PROVIDED RECORDS:
* start *
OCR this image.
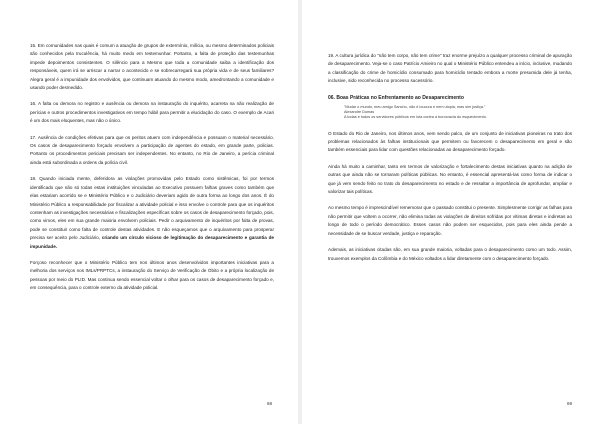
15. Em comunidades nas quais é comum a atuação de grupos de extermínio, milícia, ou mesmo determinados policiais são conhecidos pela truculência, há muito medo em testemunhar. Portanto, a falta de proteção das testemunhas impede depoimentos consistentes. O silêncio para a Mesmo que toda a comunidade saiba a identificação dos responsáveis, quem irá se arriscar a narrar o acontecido e se sobrecarregará sua própria vida e de seus familiares? Alegra geral é a impunidade dos envolvidos, que continuam atuando do mesmo modo, amedrontando a comunidade e usando poder desmedido.

16. A falta ou demora no registro e ausência ou demora na instauração do inquérito, acarreta na não realização de perícias e outros procedimentos investigativos em tempo hábil para permitir a elucidação do caso. O exemplo de Acari é um dos mais eloquentes, mas não o único.

17. Ausência de condições efetivas para que os peritos atuem com independência e possuam o material necessário. Os casos de desaparecimento forçado envolvem a participação de agentes do estado, em grande parte, policias. Portanto os procedimentos periciais precisam ser independentes. No entanto, no Rio de Janeiro, a perícia criminal ainda está subordinada a ordens da polícia civil.

18. Quando iniciada mente, deferidora as violações promovidas pelo Estado como sistêmicas, foi por termos identificado que não só todas estas instituições vinculadas ao Executivo possuem falhas graves como também que elas estariam acorrido se e Ministério Público e o Judiciário deveriam agido de outra forma ao longo dos anos. É do Ministério Público a responsabilidade por fiscalizar a atividade policial e isso envolve o controle para que os inquéritos contenham as investigações necessárias e fiscalizações específicas sobre os casos de desaparecimento forçado, pois, como vimos, eles em sua grande maioria envolvem policiais. Pedir o arquivamento de inquéritos por falta de provas, pode se constituir como falta de controle destas atividades. E não esqueçamos que o arquivamento para prosperar precisa ser aceito pelo Judiciário, criando um círculo vicioso de legitimação do desaparecimento e garantia de impunidade.

Forçoso reconhecer que o Ministério Público tem nos últimos anos desenvolvidos importantes iniciativas para a melhoria dos serviços nos IMLs/PRPTCs, a instauração do Serviço de Verificação de Óbito e a própria localização de pessoas por meio do PLID. Mas continua sendo essencial voltar o olhar para os casos de desaparecimento forçado e, em consequência, para o controle externo da atividade policial.

68

19. A cultura jurídica do "não tem corpo, não tem crime" traz enorme prejuízo a qualquer processo criminal de apuração de desaparecimento. Veja-se o caso Patrício Amieiro no qual o Ministério Público entendeu a início, inclusive, mudando a classificação do crime de homicídio consumado para homicídio tentado embora a morte presumida dele já tenha, inclusive, sido reconhecida no processo sucessório.

06. Boas Práticas no Enfrentamento ao Desaparecimento
"Mudar o mundo, meu amigo Sancho, não é loucura e nem utopia, mas sim justiça."
Alexandre Dumas
A todas e todos os servidores públicos em luta contra a burocracia do esquecimento.

O Estado do Rio de Janeiro, nos últimos anos, vem sendo palco, de um conjunto de iniciativas pioneiras no trato dos problemas relacionados às falhas institucionais que permitem ou favorecem o desaparecimento em geral e são também essenciais para lidar com questões relacionadas ao desaparecimento forçado.

Ainda há muito a caminhar, tanto em termos de valorização e fortalecimento destas iniciativas quanto na adição de outras que ainda não se tornaram políticas públicas. No entanto, é essencial apresentá-las como forma de indicar o que já vem sendo feito no trato do desaparecimento no estado e de ressaltar a importância de aprofundar, ampliar e valorizar tais políticas.

Ao mesmo tempo é imprescindível rememorar que o passado constitui o presente. Simplesmente corrigir as falhas para não permitir que voltem a ocorrer, não elimina todas as violações de direitos sofridas por vítimas diretas e indiretas ao longo de todo o período democrático. Esses casos não podem ser esquecidos, pois para eles ainda pende a necessidade de se buscar verdade, justiça e reparação.

Ademais, as iniciativas citadas são, em sua grande maioria, voltadas para o desaparecimento como um todo. Assim, trouxemos exemplos da Colômbia e do México voltados a lidar diretamente com o desaparecimento forçado.

69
* end *
PROBLEM DETAILS: Print out every entry above without changing a word, and leave out the pictures.

THE SOLUTION:
OCR this image.
15. Em comunidades nas quais é comum a atuação de grupos de extermínio, milícia, ou mesmo determinados policiais são conhecidos pela truculência, há muito medo em testemunhar. Portanto, a falta de proteção das testemunhas impede depoimentos consistentes. O silêncio para a Mesmo que toda a comunidade saiba a identificação dos responsáveis, quem irá se arriscar a narrar o acontecido e se sobrecarregará sua própria vida e de seus familiares? Alegra geral é a impunidade dos envolvidos, que continuam atuando do mesmo modo, amedrontando a comunidade e usando poder desmedido.

16. A falta ou demora no registro e ausência ou demora na instauração do inquérito, acarreta na não realização de perícias e outros procedimentos investigativos em tempo hábil para permitir a elucidação do caso. O exemplo de Acari é um dos mais eloquentes, mas não o único.

17. Ausência de condições efetivas para que os peritos atuem com independência e possuam o material necessário. Os casos de desaparecimento forçado envolvem a participação de agentes do estado, em grande parte, policias. Portanto os procedimentos periciais precisam ser independentes. No entanto, no Rio de Janeiro, a perícia criminal ainda está subordinada a ordens da polícia civil.

18. Quando iniciada mente, deferidora as violações promovidas pelo Estado como sistêmicas, foi por termos identificado que não só todas estas instituições vinculadas ao Executivo possuem falhas graves como também que elas estariam acorrido se e Ministério Público e o Judiciário deveriam agido de outra forma ao longo dos anos. É do Ministério Público a responsabilidade por fiscalizar a atividade policial e isso envolve o controle para que os inquéritos contenham as investigações necessárias e fiscalizações específicas sobre os casos de desaparecimento forçado, pois, como vimos, eles em sua grande maioria envolvem policiais. Pedir o arquivamento de inquéritos por falta de provas, pode se constituir como falta de controle destas atividades. E não esqueçamos que o arquivamento para prosperar precisa ser aceito pelo Judiciário, criando um círculo vicioso de legitimação do desaparecimento e garantia de impunidade.

Forçoso reconhecer que o Ministério Público tem nos últimos anos desenvolvidos importantes iniciativas para a melhoria dos serviços nos IMLs/PRPTCs, a instauração do Serviço de Verificação de Óbito e a própria localização de pessoas por meio do PLID. Mas continua sendo essencial voltar o olhar para os casos de desaparecimento forçado e, em consequência, para o controle externo da atividade policial.

68

19. A cultura jurídica do "não tem corpo, não tem crime" traz enorme prejuízo a qualquer processo criminal de apuração de desaparecimento. Veja-se o caso Patrício Amieiro no qual o Ministério Público entendeu a início, inclusive, mudando a classificação do crime de homicídio consumado para homicídio tentado embora a morte presumida dele já tenha, inclusive, sido reconhecida no processo sucessório.

06. Boas Práticas no Enfrentamento ao Desaparecimento
"Mudar o mundo, meu amigo Sancho, não é loucura e nem utopia, mas sim justiça."
Alexandre Dumas
A todas e todos os servidores públicos em luta contra a burocracia do esquecimento.

O Estado do Rio de Janeiro, nos últimos anos, vem sendo palco, de um conjunto de iniciativas pioneiras no trato dos problemas relacionados às falhas institucionais que permitem ou favorecem o desaparecimento em geral e são também essenciais para lidar com questões relacionadas ao desaparecimento forçado.

Ainda há muito a caminhar, tanto em termos de valorização e fortalecimento destas iniciativas quanto na adição de outras que ainda não se tornaram políticas públicas. No entanto, é essencial apresentá-las como forma de indicar o que já vem sendo feito no trato do desaparecimento no estado e de ressaltar a importância de aprofundar, ampliar e valorizar tais políticas.

Ao mesmo tempo é imprescindível rememorar que o passado constitui o presente. Simplesmente corrigir as falhas para não permitir que voltem a ocorrer, não elimina todas as violações de direitos sofridas por vítimas diretas e indiretas ao longo de todo o período democrático. Esses casos não podem ser esquecidos, pois para eles ainda pende a necessidade de se buscar verdade, justiça e reparação.

Ademais, as iniciativas citadas são, em sua grande maioria, voltadas para o desaparecimento como um todo. Assim, trouxemos exemplos da Colômbia e do México voltados a lidar diretamente com o desaparecimento forçado.

69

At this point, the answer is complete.